------ DATA IN THIS EXERCISE

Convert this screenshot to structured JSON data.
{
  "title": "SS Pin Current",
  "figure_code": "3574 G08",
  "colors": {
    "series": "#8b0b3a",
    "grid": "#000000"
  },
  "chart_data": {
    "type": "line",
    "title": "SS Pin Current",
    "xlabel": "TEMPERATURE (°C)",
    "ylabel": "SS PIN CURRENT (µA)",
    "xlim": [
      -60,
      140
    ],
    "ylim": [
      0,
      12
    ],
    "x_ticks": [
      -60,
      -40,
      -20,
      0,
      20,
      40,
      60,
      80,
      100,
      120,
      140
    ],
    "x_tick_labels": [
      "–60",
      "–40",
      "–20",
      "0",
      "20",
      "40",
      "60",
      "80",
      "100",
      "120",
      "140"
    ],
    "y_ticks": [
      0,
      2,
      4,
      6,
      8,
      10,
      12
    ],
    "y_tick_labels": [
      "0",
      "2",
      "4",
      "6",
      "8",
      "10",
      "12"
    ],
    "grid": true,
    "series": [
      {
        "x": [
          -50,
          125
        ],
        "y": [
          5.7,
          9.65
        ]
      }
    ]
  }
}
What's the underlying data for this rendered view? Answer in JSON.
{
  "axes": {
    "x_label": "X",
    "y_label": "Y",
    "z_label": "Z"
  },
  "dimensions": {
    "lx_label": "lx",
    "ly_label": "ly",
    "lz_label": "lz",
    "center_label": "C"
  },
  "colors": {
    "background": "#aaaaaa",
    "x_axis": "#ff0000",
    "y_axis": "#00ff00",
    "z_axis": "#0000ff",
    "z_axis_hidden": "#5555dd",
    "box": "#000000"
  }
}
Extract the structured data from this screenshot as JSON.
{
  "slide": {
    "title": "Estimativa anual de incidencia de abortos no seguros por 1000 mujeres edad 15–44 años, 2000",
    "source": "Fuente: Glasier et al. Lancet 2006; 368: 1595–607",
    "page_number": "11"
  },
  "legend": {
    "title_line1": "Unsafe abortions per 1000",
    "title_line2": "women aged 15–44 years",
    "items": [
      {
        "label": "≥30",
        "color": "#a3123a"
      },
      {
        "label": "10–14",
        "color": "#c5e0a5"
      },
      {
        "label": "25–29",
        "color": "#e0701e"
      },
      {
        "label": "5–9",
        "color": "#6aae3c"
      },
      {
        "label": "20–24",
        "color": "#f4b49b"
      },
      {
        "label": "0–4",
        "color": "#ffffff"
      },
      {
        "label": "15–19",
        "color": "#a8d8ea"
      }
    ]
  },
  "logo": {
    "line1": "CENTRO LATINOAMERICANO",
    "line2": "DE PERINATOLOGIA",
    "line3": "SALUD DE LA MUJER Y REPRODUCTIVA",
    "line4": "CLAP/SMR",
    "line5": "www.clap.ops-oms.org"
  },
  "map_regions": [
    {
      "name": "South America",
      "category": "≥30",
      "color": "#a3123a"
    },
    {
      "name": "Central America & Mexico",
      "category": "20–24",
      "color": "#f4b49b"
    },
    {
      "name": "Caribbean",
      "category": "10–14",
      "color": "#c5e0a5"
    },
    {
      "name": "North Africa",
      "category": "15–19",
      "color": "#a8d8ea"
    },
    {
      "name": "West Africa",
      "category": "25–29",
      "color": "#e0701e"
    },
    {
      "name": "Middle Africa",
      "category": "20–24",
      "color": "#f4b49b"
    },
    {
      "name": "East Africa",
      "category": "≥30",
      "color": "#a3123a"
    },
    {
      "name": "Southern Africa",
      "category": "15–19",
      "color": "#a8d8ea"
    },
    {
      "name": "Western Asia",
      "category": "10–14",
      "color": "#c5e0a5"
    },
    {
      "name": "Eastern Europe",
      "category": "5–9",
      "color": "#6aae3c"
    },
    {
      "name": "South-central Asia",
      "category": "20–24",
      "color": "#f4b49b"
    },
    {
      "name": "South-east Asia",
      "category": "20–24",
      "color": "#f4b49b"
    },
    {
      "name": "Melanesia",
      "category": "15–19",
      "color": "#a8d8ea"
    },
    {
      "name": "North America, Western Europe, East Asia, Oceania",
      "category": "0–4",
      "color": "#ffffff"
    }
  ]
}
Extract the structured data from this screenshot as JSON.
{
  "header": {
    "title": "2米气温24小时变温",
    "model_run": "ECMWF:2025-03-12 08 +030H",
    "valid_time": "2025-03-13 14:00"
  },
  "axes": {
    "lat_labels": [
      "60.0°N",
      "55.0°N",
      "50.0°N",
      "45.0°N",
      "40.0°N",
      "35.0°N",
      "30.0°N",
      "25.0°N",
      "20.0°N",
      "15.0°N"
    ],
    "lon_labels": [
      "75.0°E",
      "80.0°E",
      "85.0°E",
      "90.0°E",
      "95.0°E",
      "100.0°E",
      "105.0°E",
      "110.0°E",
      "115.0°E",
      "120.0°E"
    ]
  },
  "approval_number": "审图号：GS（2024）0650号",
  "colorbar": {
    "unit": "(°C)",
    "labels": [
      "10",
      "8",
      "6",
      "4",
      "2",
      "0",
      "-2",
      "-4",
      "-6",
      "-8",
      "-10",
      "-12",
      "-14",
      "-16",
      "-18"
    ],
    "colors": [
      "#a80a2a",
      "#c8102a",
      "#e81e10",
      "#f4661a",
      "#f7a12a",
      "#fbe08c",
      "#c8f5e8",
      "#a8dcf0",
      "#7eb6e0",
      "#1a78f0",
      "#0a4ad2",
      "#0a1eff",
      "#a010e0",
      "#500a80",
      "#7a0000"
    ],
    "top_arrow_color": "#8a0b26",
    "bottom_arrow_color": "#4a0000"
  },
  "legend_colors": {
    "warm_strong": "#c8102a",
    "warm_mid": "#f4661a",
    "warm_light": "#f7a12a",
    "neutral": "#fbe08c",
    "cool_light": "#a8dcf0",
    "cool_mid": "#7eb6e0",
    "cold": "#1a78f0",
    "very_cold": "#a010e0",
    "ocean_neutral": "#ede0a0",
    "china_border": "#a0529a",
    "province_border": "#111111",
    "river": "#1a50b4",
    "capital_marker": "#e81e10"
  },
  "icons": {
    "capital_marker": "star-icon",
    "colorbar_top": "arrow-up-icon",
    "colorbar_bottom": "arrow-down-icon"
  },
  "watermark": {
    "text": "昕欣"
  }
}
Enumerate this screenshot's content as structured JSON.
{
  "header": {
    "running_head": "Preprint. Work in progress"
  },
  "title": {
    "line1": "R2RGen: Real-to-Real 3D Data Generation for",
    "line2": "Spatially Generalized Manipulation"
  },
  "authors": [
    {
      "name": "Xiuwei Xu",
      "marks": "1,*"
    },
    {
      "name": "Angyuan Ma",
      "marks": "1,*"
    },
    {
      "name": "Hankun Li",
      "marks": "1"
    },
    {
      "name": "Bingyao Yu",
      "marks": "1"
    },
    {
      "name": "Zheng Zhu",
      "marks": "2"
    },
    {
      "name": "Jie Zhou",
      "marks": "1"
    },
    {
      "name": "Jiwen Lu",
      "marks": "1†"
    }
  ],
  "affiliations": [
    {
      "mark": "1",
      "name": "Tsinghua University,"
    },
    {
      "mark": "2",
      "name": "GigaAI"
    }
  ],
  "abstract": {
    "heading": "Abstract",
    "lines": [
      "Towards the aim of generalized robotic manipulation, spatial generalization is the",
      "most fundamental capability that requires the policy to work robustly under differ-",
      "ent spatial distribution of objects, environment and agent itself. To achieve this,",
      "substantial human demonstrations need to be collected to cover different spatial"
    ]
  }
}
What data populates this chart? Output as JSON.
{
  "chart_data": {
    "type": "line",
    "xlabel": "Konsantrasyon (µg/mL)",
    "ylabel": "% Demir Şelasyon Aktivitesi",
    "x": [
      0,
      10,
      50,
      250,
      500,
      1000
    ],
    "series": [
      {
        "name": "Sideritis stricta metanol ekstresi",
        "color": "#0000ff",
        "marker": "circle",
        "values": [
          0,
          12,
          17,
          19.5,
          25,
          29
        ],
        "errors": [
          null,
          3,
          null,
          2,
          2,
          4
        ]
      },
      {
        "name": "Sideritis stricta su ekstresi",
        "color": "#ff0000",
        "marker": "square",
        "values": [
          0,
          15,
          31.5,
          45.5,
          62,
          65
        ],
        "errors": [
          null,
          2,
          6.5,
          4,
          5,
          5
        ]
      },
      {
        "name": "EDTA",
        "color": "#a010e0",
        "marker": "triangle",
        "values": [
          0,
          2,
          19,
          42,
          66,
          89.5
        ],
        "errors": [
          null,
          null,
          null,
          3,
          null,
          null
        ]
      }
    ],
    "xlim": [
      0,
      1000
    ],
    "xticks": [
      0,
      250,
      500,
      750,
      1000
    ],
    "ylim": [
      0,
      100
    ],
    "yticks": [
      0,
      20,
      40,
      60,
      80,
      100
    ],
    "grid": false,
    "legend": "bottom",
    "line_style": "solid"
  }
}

------------

> **SET EXERCISE**:
Return every line holding the word "structured" from the records.

> **SOLVED EXERCISE**:
Convert this screenshot to structured JSON data.
Extract the structured data from this screenshot as JSON.
Extract the structured data from this screenshot as JSON.
Enumerate this screenshot's content as structured JSON.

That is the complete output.